### WHAT YOU HAVE TO DO
Each line that holds the word "this" counts once; report how many lines do so and nothing else.

### GIVEN DATA
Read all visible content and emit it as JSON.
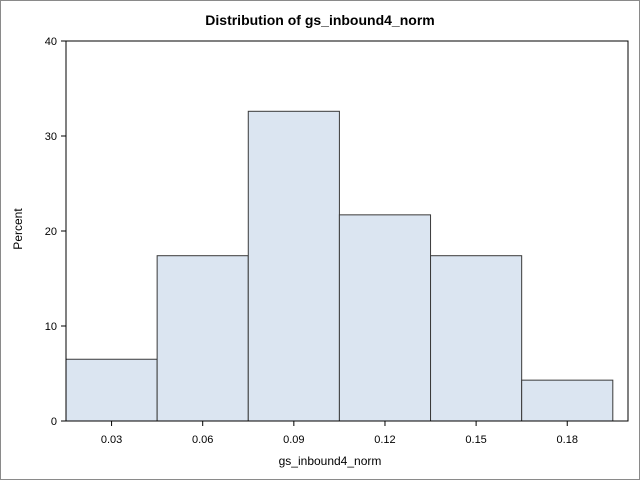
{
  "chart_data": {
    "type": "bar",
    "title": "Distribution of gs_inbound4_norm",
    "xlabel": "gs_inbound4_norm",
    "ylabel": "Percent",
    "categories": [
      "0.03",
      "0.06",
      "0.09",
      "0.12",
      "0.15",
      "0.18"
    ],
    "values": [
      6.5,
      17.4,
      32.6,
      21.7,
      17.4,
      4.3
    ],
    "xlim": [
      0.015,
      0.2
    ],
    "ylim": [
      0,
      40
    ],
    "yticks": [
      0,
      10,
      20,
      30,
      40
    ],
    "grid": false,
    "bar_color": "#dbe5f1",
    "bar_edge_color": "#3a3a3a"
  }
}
--
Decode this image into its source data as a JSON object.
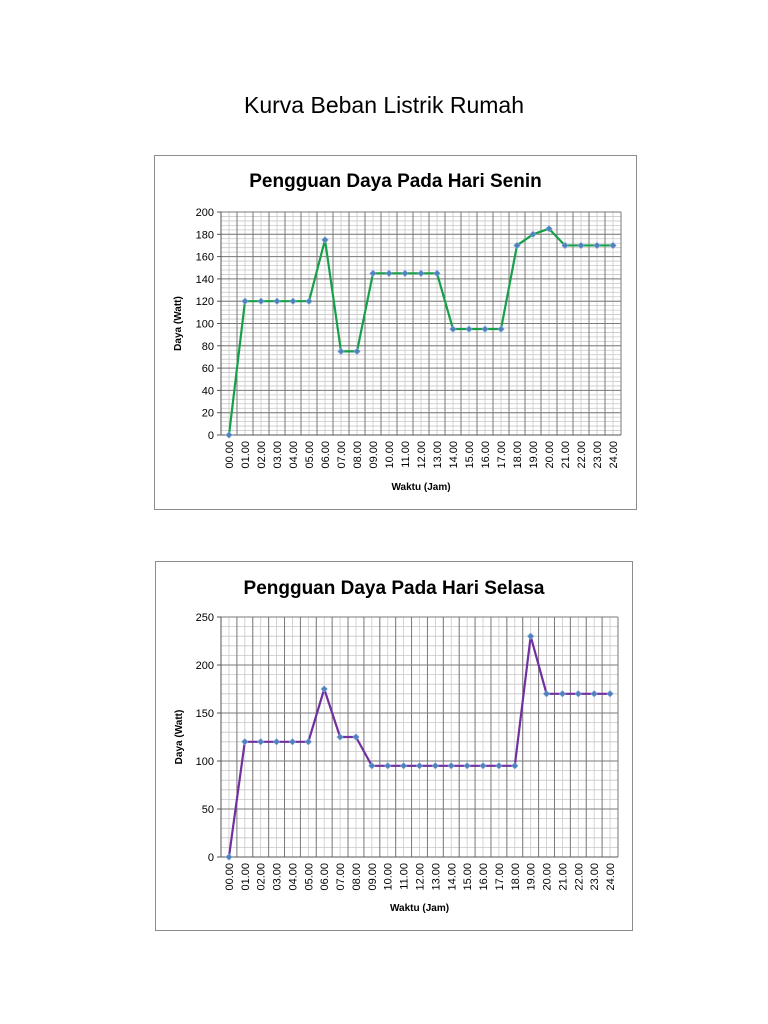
* * *
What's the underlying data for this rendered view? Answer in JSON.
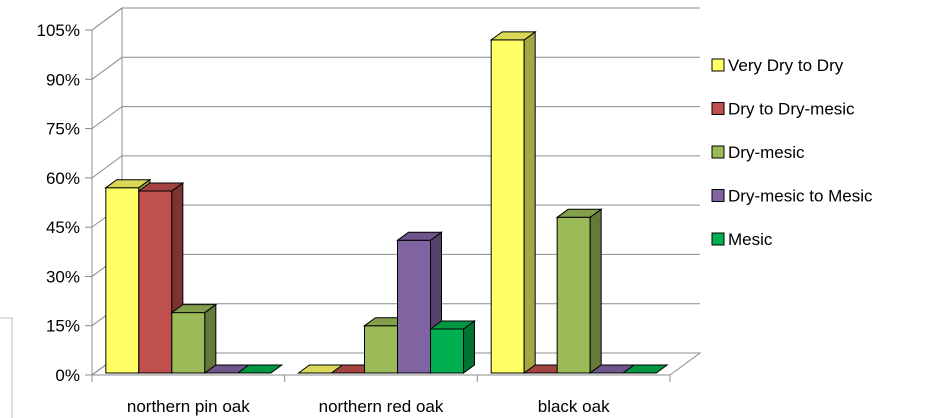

### EXERCISE OUTPUT
2